Dataset records:
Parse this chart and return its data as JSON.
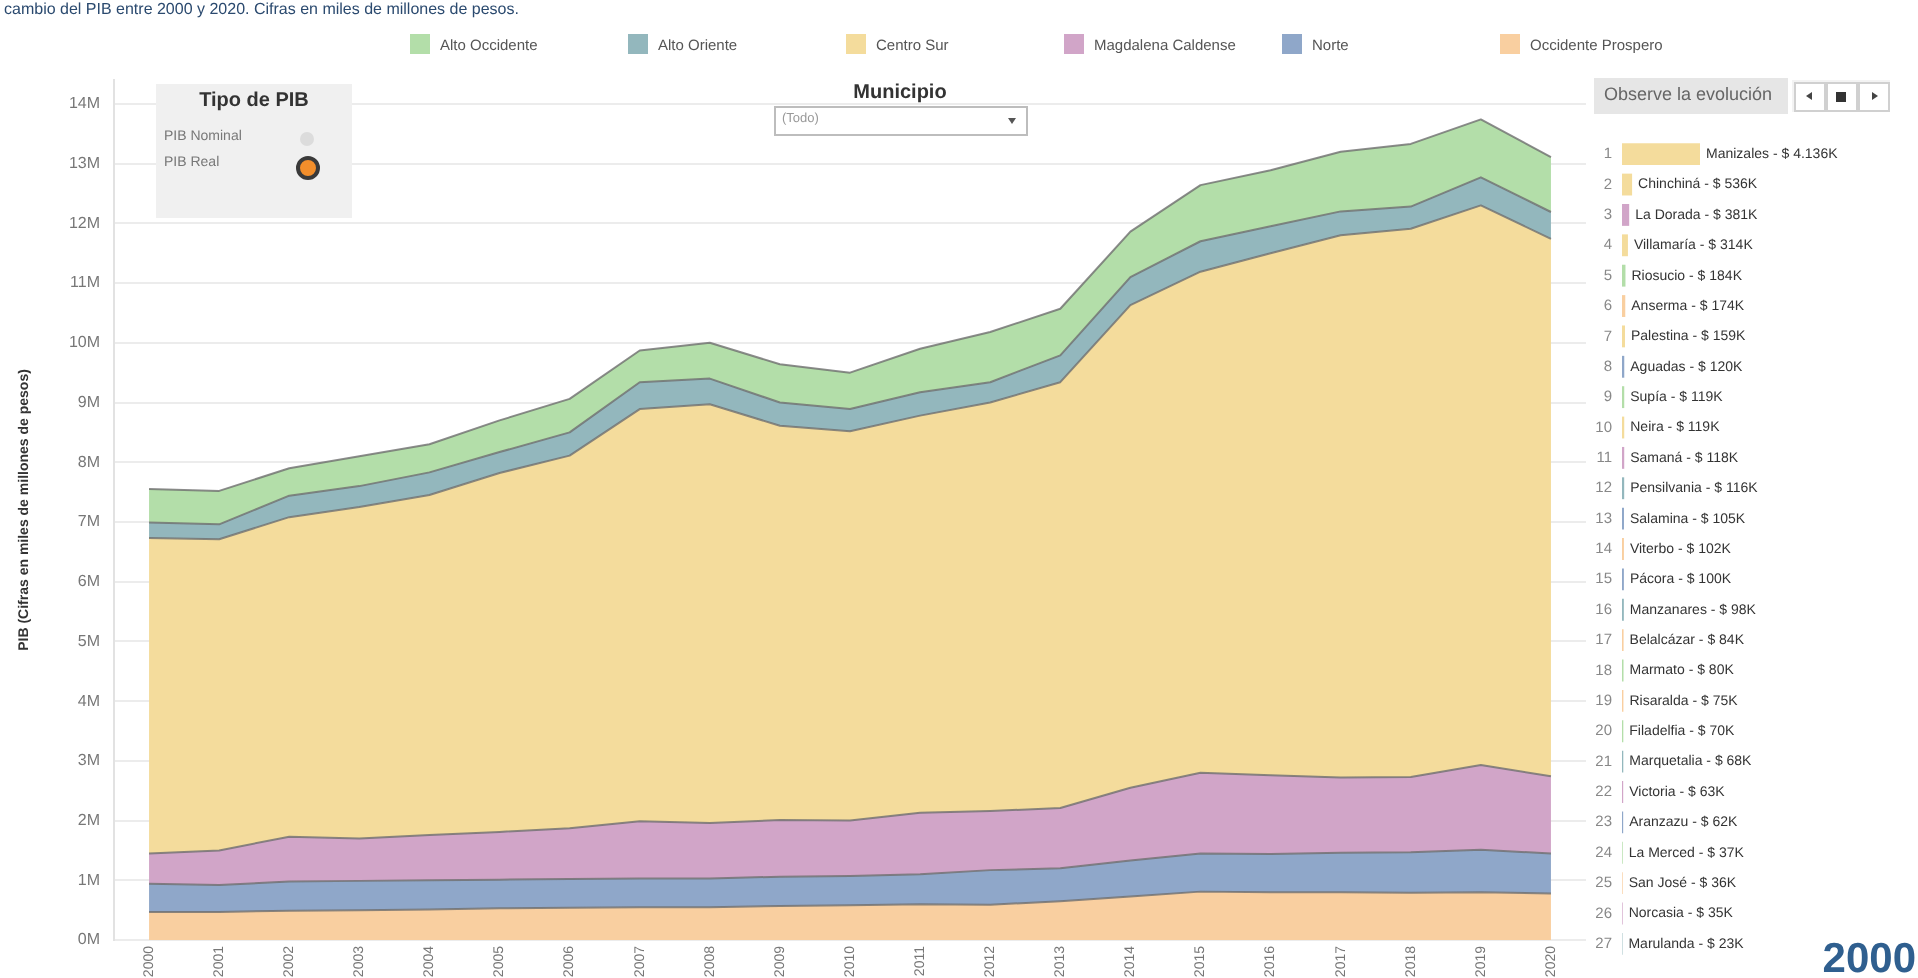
{
  "chart_data": [
    {
      "type": "area",
      "title": "cambio del PIB entre 2000 y 2020. Cifras en miles de millones de pesos.",
      "ylabel": "PIB (Cifras en miles de millones de pesos)",
      "categories": [
        "2000",
        "2001",
        "2002",
        "2003",
        "2004",
        "2005",
        "2006",
        "2007",
        "2008",
        "2009",
        "2010",
        "2011",
        "2012",
        "2013",
        "2014",
        "2015",
        "2016",
        "2017",
        "2018",
        "2019",
        "2020"
      ],
      "stacked": true,
      "series": [
        {
          "name": "Occidente Prospero",
          "color": "#f9cfa0",
          "values": [
            0.47,
            0.47,
            0.49,
            0.5,
            0.51,
            0.53,
            0.54,
            0.55,
            0.55,
            0.57,
            0.58,
            0.6,
            0.59,
            0.65,
            0.73,
            0.81,
            0.8,
            0.8,
            0.79,
            0.8,
            0.78
          ]
        },
        {
          "name": "Norte",
          "color": "#8fa7c9",
          "values": [
            0.47,
            0.45,
            0.49,
            0.49,
            0.49,
            0.48,
            0.48,
            0.48,
            0.48,
            0.49,
            0.49,
            0.5,
            0.58,
            0.55,
            0.6,
            0.64,
            0.64,
            0.66,
            0.68,
            0.71,
            0.67
          ]
        },
        {
          "name": "Magdalena Caldense",
          "color": "#d1a5c8",
          "values": [
            0.51,
            0.58,
            0.75,
            0.71,
            0.76,
            0.8,
            0.85,
            0.96,
            0.93,
            0.95,
            0.93,
            1.03,
            0.99,
            1.01,
            1.22,
            1.35,
            1.32,
            1.26,
            1.26,
            1.42,
            1.29
          ]
        },
        {
          "name": "Centro Sur",
          "color": "#f4dc9c",
          "values": [
            5.28,
            5.21,
            5.35,
            5.55,
            5.69,
            6.01,
            6.24,
            6.9,
            7.01,
            6.6,
            6.52,
            6.65,
            6.84,
            7.13,
            8.08,
            8.39,
            8.74,
            9.08,
            9.18,
            9.37,
            9.0
          ]
        },
        {
          "name": "Alto Oriente",
          "color": "#93b7bd",
          "values": [
            0.26,
            0.25,
            0.36,
            0.35,
            0.38,
            0.35,
            0.39,
            0.45,
            0.43,
            0.39,
            0.37,
            0.39,
            0.34,
            0.45,
            0.47,
            0.51,
            0.45,
            0.4,
            0.37,
            0.47,
            0.45
          ]
        },
        {
          "name": "Alto Occidente",
          "color": "#b3dea9",
          "values": [
            0.56,
            0.56,
            0.46,
            0.5,
            0.47,
            0.53,
            0.56,
            0.53,
            0.6,
            0.64,
            0.61,
            0.73,
            0.84,
            0.78,
            0.76,
            0.94,
            0.94,
            1.0,
            1.05,
            0.97,
            0.92
          ]
        }
      ],
      "ylim": [
        0,
        14.4
      ],
      "yticks": [
        {
          "value": 0,
          "label": "0M"
        },
        {
          "value": 1,
          "label": "1M"
        },
        {
          "value": 2,
          "label": "2M"
        },
        {
          "value": 3,
          "label": "3M"
        },
        {
          "value": 4,
          "label": "4M"
        },
        {
          "value": 5,
          "label": "5M"
        },
        {
          "value": 6,
          "label": "6M"
        },
        {
          "value": 7,
          "label": "7M"
        },
        {
          "value": 8,
          "label": "8M"
        },
        {
          "value": 9,
          "label": "9M"
        },
        {
          "value": 10,
          "label": "10M"
        },
        {
          "value": 11,
          "label": "11M"
        },
        {
          "value": 12,
          "label": "12M"
        },
        {
          "value": 13,
          "label": "13M"
        },
        {
          "value": 14,
          "label": "14M"
        }
      ],
      "grid": "y",
      "legend": "top",
      "annotations": [
        "Tipo de PIB",
        "PIB Nominal",
        "PIB Real",
        "Municipio",
        "(Todo)"
      ]
    },
    {
      "type": "bar",
      "orientation": "horizontal",
      "title": "Observe la evolución",
      "categories": [
        "1",
        "2",
        "3",
        "4",
        "5",
        "6",
        "7",
        "8",
        "9",
        "10",
        "11",
        "12",
        "13",
        "14",
        "15",
        "16",
        "17",
        "18",
        "19",
        "20",
        "21",
        "22",
        "23",
        "24",
        "25",
        "26",
        "27"
      ],
      "values": [
        4136,
        536,
        381,
        314,
        184,
        174,
        159,
        120,
        119,
        119,
        118,
        116,
        105,
        102,
        100,
        98,
        84,
        80,
        75,
        70,
        68,
        63,
        62,
        37,
        36,
        35,
        23
      ],
      "colors": [
        "#f4dc9c",
        "#f4dc9c",
        "#d1a5c8",
        "#f4dc9c",
        "#b3dea9",
        "#f9cfa0",
        "#f4dc9c",
        "#8fa7c9",
        "#b3dea9",
        "#f4dc9c",
        "#d1a5c8",
        "#93b7bd",
        "#8fa7c9",
        "#f9cfa0",
        "#8fa7c9",
        "#93b7bd",
        "#f9cfa0",
        "#b3dea9",
        "#f9cfa0",
        "#b3dea9",
        "#93b7bd",
        "#d1a5c8",
        "#8fa7c9",
        "#b3dea9",
        "#f9cfa0",
        "#d1a5c8",
        "#93b7bd"
      ],
      "value_labels": [
        "Manizales ‐ $ 4.136K",
        "Chinchiná ‐ $ 536K",
        "La Dorada ‐ $ 381K",
        "Villamaría ‐ $ 314K",
        "Riosucio ‐ $ 184K",
        "Anserma ‐ $ 174K",
        "Palestina ‐ $ 159K",
        "Aguadas ‐ $ 120K",
        "Supía ‐ $ 119K",
        "Neira ‐ $ 119K",
        "Samaná ‐ $ 118K",
        "Pensilvania ‐ $ 116K",
        "Salamina ‐ $ 105K",
        "Viterbo ‐ $ 102K",
        "Pácora ‐ $ 100K",
        "Manzanares ‐ $ 98K",
        "Belalcázar ‐ $ 84K",
        "Marmato ‐ $ 80K",
        "Risaralda ‐ $ 75K",
        "Filadelfia ‐ $ 70K",
        "Marquetalia ‐ $ 68K",
        "Victoria ‐ $ 63K",
        "Aranzazu ‐ $ 62K",
        "La Merced ‐ $ 37K",
        "San José ‐ $ 36K",
        "Norcasia ‐ $ 35K",
        "Marulanda ‐ $ 23K"
      ],
      "tick_labels": "y",
      "annotations": [
        "2000"
      ]
    }
  ]
}
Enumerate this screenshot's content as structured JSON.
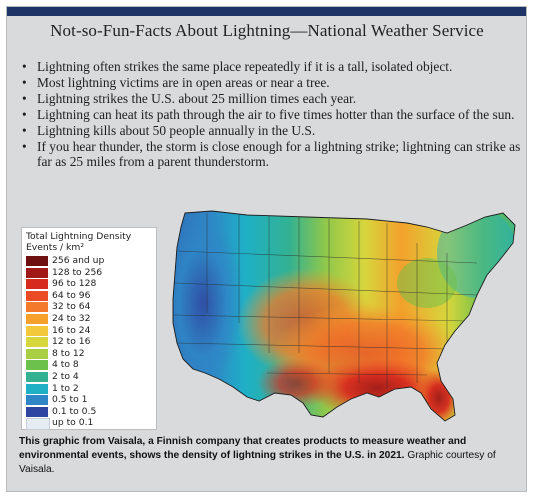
{
  "title": "Not-so-Fun-Facts About Lightning—National Weather Service",
  "facts": [
    "Lightning often strikes the same place repeatedly if it is a tall, isolated object.",
    "Most lightning victims are in open areas or near a tree.",
    "Lightning strikes the U.S. about 25 million times each year.",
    "Lightning can heat its path through the air to five times hotter than the surface of the sun.",
    "Lightning kills about 50 people annually in the U.S.",
    "If you hear thunder, the storm is close enough for a lightning strike; lightning can strike as far as 25 miles from a parent thunderstorm."
  ],
  "legend": {
    "title_line1": "Total Lightning Density",
    "title_line2": "Events / km²",
    "items": [
      {
        "label": "256 and up",
        "color": "#6e1010"
      },
      {
        "label": "128 to 256",
        "color": "#a01818"
      },
      {
        "label": "96 to 128",
        "color": "#d62a1f"
      },
      {
        "label": "64 to 96",
        "color": "#ea4a24"
      },
      {
        "label": "32 to 64",
        "color": "#f27a2a"
      },
      {
        "label": "24 to 32",
        "color": "#f5a12c"
      },
      {
        "label": "16 to 24",
        "color": "#f3c83a"
      },
      {
        "label": "12 to 16",
        "color": "#d7d63c"
      },
      {
        "label": "8 to 12",
        "color": "#a8cf44"
      },
      {
        "label": "4 to 8",
        "color": "#6cc04c"
      },
      {
        "label": "2 to 4",
        "color": "#33b191"
      },
      {
        "label": "1 to 2",
        "color": "#1fb0c6"
      },
      {
        "label": "0.5 to 1",
        "color": "#2f86c6"
      },
      {
        "label": "0.1 to 0.5",
        "color": "#2f46a0"
      },
      {
        "label": "up to 0.1",
        "color": "#e6ecf3"
      }
    ]
  },
  "caption": {
    "bold": "This graphic from Vaisala, a Finnish company that creates products to measure weather and environmental events, shows the density of lightning strikes in the U.S. in 2021.",
    "normal": "Graphic courtesy of Vaisala."
  }
}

Set problem: Pick out every line with the string "millones" and copy it.

Task result:
      "title": "cambio del PIB entre 2000 y 2020. Cifras en miles de millones de pesos.",
      "ylabel": "PIB (Cifras en miles de millones de pesos)",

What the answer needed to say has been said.